Lay out every line of the entries below as a Markdown table with the columns "Row" and "Line", numbering the rows and skipping blank lines. Leave the pictures out.
---
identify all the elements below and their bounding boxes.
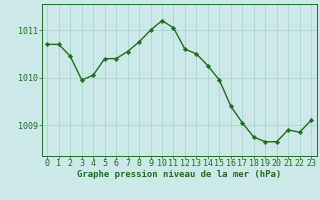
X-axis label: Graphe pression niveau de la mer (hPa): Graphe pression niveau de la mer (hPa) (77, 170, 281, 179)
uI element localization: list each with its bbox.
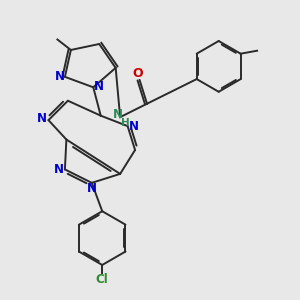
Text: N: N [87, 182, 97, 195]
Text: Cl: Cl [96, 273, 109, 286]
Text: N: N [129, 120, 139, 133]
Text: N: N [94, 80, 103, 93]
Text: N: N [55, 70, 64, 83]
Text: N: N [37, 112, 47, 125]
Text: N: N [113, 108, 123, 121]
Text: O: O [133, 67, 143, 80]
Text: N: N [54, 163, 64, 176]
Text: H: H [121, 118, 130, 128]
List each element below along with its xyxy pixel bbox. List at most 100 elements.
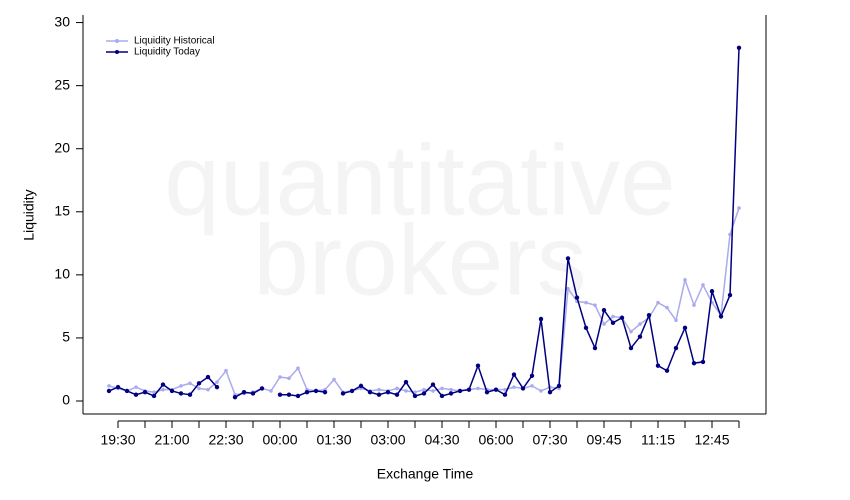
point	[188, 381, 192, 386]
point	[395, 386, 399, 391]
point	[673, 345, 679, 351]
point	[133, 392, 139, 397]
point	[727, 292, 733, 298]
point	[115, 384, 121, 390]
legend-label: Liquidity Historical	[134, 36, 215, 47]
y-tick-label: 20	[54, 139, 70, 155]
point	[701, 283, 705, 287]
point	[700, 359, 706, 365]
point	[449, 387, 453, 392]
point	[367, 389, 373, 395]
point	[106, 388, 112, 394]
point	[206, 387, 210, 392]
point	[377, 387, 381, 392]
point	[547, 389, 553, 395]
point	[107, 384, 111, 388]
point	[224, 368, 228, 373]
point	[187, 392, 193, 397]
point	[718, 314, 724, 319]
point	[404, 389, 408, 393]
point	[664, 368, 670, 373]
point	[403, 379, 409, 385]
point	[205, 374, 211, 380]
point	[422, 387, 426, 392]
point	[610, 320, 616, 325]
point	[502, 392, 508, 397]
point	[287, 376, 291, 381]
point	[376, 392, 382, 397]
point	[304, 389, 310, 395]
point	[602, 322, 606, 326]
point	[358, 383, 364, 389]
point	[709, 289, 715, 294]
point	[412, 393, 418, 399]
x-tick-label: 19:30	[100, 432, 135, 448]
point	[134, 385, 138, 389]
point	[169, 388, 175, 394]
point	[214, 384, 220, 390]
x-tick-label: 00:00	[262, 432, 297, 448]
point	[178, 391, 184, 396]
point	[179, 384, 183, 388]
point	[493, 387, 499, 392]
point	[512, 385, 516, 389]
point	[431, 389, 435, 393]
x-tick-label: 22:30	[208, 432, 243, 448]
y-tick-label: 0	[62, 392, 70, 408]
point	[295, 393, 301, 399]
point	[656, 300, 660, 305]
point	[628, 345, 634, 351]
point	[736, 45, 742, 50]
point	[340, 391, 346, 396]
point	[619, 315, 625, 320]
point	[538, 316, 544, 322]
point	[440, 386, 444, 391]
point	[466, 387, 472, 392]
point	[520, 386, 526, 391]
point	[332, 377, 336, 382]
point	[574, 295, 580, 300]
point	[277, 392, 283, 397]
point	[601, 307, 607, 313]
point	[439, 393, 445, 399]
point	[124, 388, 130, 394]
point	[215, 380, 219, 384]
point	[448, 391, 454, 396]
point	[566, 286, 570, 291]
point	[413, 390, 417, 394]
point	[593, 303, 597, 307]
watermark: brokers	[253, 204, 586, 316]
point	[565, 256, 571, 261]
point	[665, 305, 669, 310]
point	[421, 391, 427, 396]
point	[592, 345, 598, 351]
x-tick-label: 06:00	[478, 432, 513, 448]
watermark: quantitative	[164, 124, 675, 236]
point	[503, 387, 507, 392]
point	[530, 384, 534, 388]
point	[286, 392, 292, 397]
point	[349, 388, 355, 394]
point	[457, 388, 463, 394]
point	[232, 395, 238, 400]
point	[430, 382, 436, 387]
point	[278, 375, 282, 379]
y-axis-label: Liquidity	[21, 189, 37, 240]
point	[737, 206, 741, 210]
point	[484, 389, 490, 395]
point	[322, 389, 328, 395]
point	[683, 278, 687, 282]
x-tick-label: 09:45	[586, 432, 621, 448]
x-tick-label: 12:45	[694, 432, 729, 448]
point	[692, 303, 696, 307]
legend-label: Liquidity Today	[134, 47, 200, 58]
point	[529, 373, 535, 378]
y-tick-label: 5	[62, 329, 70, 345]
point	[151, 393, 157, 399]
point	[161, 387, 165, 392]
point	[296, 366, 300, 371]
x-tick-label: 04:30	[424, 432, 459, 448]
point	[475, 363, 481, 368]
legend-marker	[115, 50, 119, 54]
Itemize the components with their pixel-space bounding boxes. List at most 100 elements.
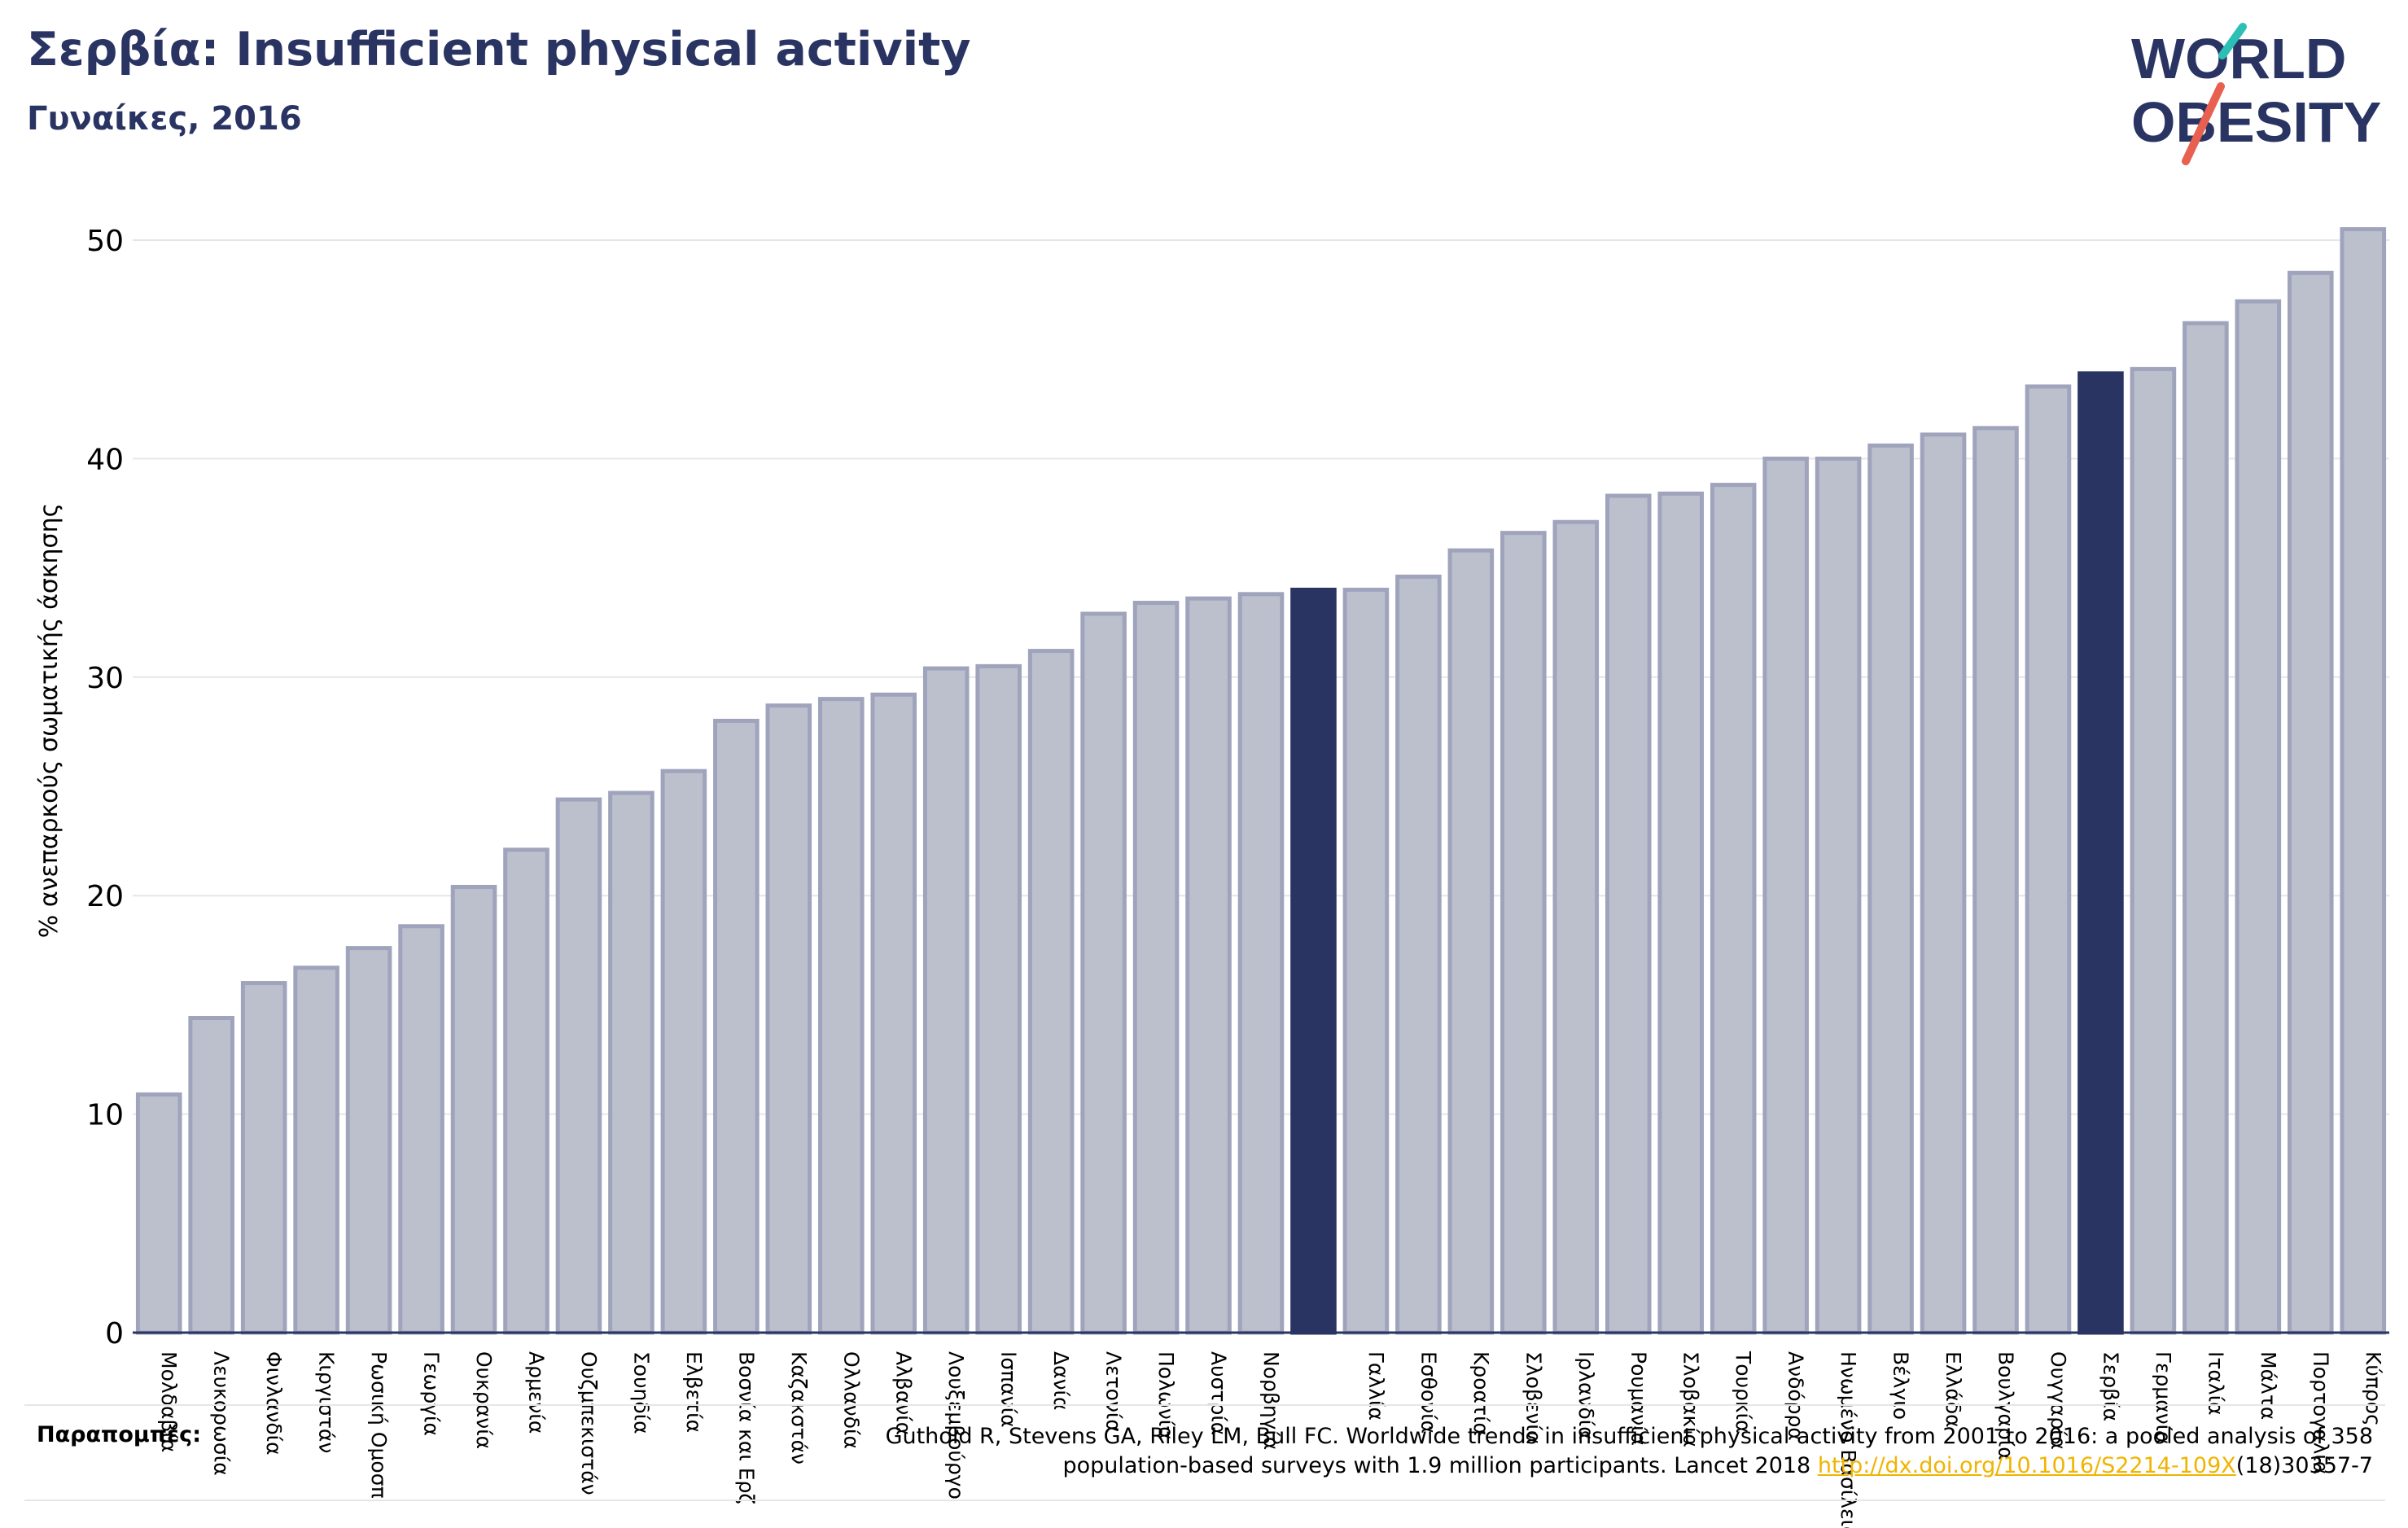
---
- **FINAL RESULT**:
| Row | Line |
|---|---|
| 1 | identify all the elements below and their bounding boxes. |
| 2 | X-axis label: Graphe pression niveau de la mer (hPa): Graphe pression niveau de la mer (hPa) (77, 170, 281, 179) |
| 3 | uI element localization: list each with its bbox. |
| 4 | Text: N: N [87, 182, 97, 195] |
| 5 | Text: Cl: Cl [96, 273, 109, 286] |
| 6 | Text: N: N [129, 120, 139, 133] |
| 7 | Text: N: N [94, 80, 103, 93] |
| 8 | Text: N: N [55, 70, 64, 83] |
| 9 | Text: N: N [37, 112, 47, 125] |
| 10 | Text: N: N [113, 108, 123, 121] |
| 11 | Text: O: O [133, 67, 143, 80] |
| 12 | Text: N: N [54, 163, 64, 176] |
| 13 | Text: H: H [121, 118, 130, 128] |
| 14 | List each element below along with its xyxy pixel bbox. List at most 100 elements. |
| 15 | point	[188, 381, 192, 386] |
| 16 | point	[395, 386, 399, 391] |
| 17 | point	[673, 345, 679, 351] |
| 18 | point	[133, 392, 139, 397] |
| 19 | point	[727, 292, 733, 298] |
| 20 | point	[115, 384, 121, 390] |
| 21 | legend-label: Liquidity Historical	[134, 36, 215, 47] |
| 22 | y-tick-label: 20	[54, 139, 70, 155] |
| 23 | point	[701, 283, 705, 287] |
| 24 | point	[700, 359, 706, 365] |
| 25 | point	[449, 387, 453, 392] |
| 26 | point	[367, 389, 373, 395] |
| 27 | point	[106, 388, 112, 394] |
| 28 | point	[206, 387, 210, 392] |
| 29 | point	[377, 387, 381, 392] |
| 30 | point	[547, 389, 553, 395] |
| 31 | point	[107, 384, 111, 388] |
| 32 | point	[224, 368, 228, 373] |
| 33 | point	[187, 392, 193, 397] |
| 34 | point	[718, 314, 724, 319] |
| 35 | point	[404, 389, 408, 393] |
| 36 | point	[664, 368, 670, 373] |
| 37 | point	[403, 379, 409, 385] |
| 38 | point	[205, 374, 211, 380] |
| 39 | point	[422, 387, 426, 392] |
| 40 | point	[610, 320, 616, 325] |
| 41 | point	[502, 392, 508, 397] |
| 42 | point	[287, 376, 291, 381] |
| 43 | point	[376, 392, 382, 397] |
| 44 | point	[304, 389, 310, 395] |
| 45 | point	[602, 322, 606, 326] |
| 46 | point	[358, 383, 364, 389] |
| 47 | point	[709, 289, 715, 294] |
| 48 | point	[412, 393, 418, 399] |
| 49 | x-tick-label: 19:30	[100, 432, 135, 448] |
| 50 | point	[134, 385, 138, 389] |
| 51 | point	[169, 388, 175, 394] |
| 52 | point	[214, 384, 220, 390] |
| 53 | x-tick-label: 00:00	[262, 432, 297, 448] |
| 54 | point	[178, 391, 184, 396] |
| 55 | point	[179, 384, 183, 388] |
| 56 | point	[493, 387, 499, 392] |
| 57 | point	[512, 385, 516, 389] |
| 58 | point	[431, 389, 435, 393] |
| 59 | x-tick-label: 22:30	[208, 432, 243, 448] |
| 60 | y-tick-label: 0	[62, 392, 70, 408] |
| 61 | point	[295, 393, 301, 399] |
| 62 | point	[656, 300, 660, 305] |
| 63 | point	[628, 345, 634, 351] |
| 64 | point	[736, 45, 742, 50] |
| 65 | point	[340, 391, 346, 396] |
| 66 | point	[619, 315, 625, 320] |
| 67 | point	[538, 316, 544, 322] |
| 68 | point	[440, 386, 444, 391] |
| 69 | point	[466, 387, 472, 392] |
| 70 | point	[520, 386, 526, 391] |
| 71 | point	[332, 377, 336, 382] |
| 72 | point	[574, 295, 580, 300] |
| 73 | point	[277, 392, 283, 397] |
| 74 | point	[601, 307, 607, 313] |
| 75 | point	[439, 393, 445, 399] |
| 76 | point	[124, 388, 130, 394] |
| 77 | point	[215, 380, 219, 384] |
| 78 | point	[448, 391, 454, 396] |
| 79 | point	[566, 286, 570, 291] |
| 80 | point	[413, 390, 417, 394] |
| 81 | point	[593, 303, 597, 307] |
| 82 | watermark: brokers	[253, 204, 586, 316] |
| 83 | point	[565, 256, 571, 261] |
| 84 | point	[665, 305, 669, 310] |
| 85 | point	[421, 391, 427, 396] |
| 86 | point	[592, 345, 598, 351] |
| 87 | x-tick-label: 06:00	[478, 432, 513, 448] |
| 88 | watermark: quantitative	[164, 124, 675, 236] |
| 89 | point	[503, 387, 507, 392] |
| 90 | point	[530, 384, 534, 388] |
| 91 | point	[286, 392, 292, 397] |
| 92 | point	[349, 388, 355, 394] |
| 93 | point	[457, 388, 463, 394] |
| 94 | point	[232, 395, 238, 400] |
| 95 | point	[430, 382, 436, 387] |
| 96 | point	[278, 375, 282, 379] |
| 97 | y-axis-label: Liquidity	[21, 189, 37, 240] |
| 98 | point	[737, 206, 741, 210] |
| 99 | point	[484, 389, 490, 395] |
| 100 | point	[322, 389, 328, 395] |
| 101 | point	[683, 278, 687, 282] |
| 102 | x-tick-label: 09:45	[586, 432, 621, 448] |
| 103 | x-tick-label: 12:45	[694, 432, 729, 448] |
| 104 | point	[692, 303, 696, 307] |
| 105 | legend-label: Liquidity Today	[134, 47, 200, 58] |
| 106 | point	[529, 373, 535, 378] |
| 107 | y-tick-label: 5	[62, 329, 70, 345] |
| 108 | point	[151, 393, 157, 399] |
| 109 | point	[161, 387, 165, 392] |
| 110 | point	[296, 366, 300, 371] |
| 111 | x-tick-label: 04:30	[424, 432, 459, 448] |
| 112 | point	[475, 363, 481, 368] |
| 113 | legend-marker	[115, 50, 119, 54] |
| 114 | Itemize the components with their pixel-space bounding boxes. List at most 100 elements. |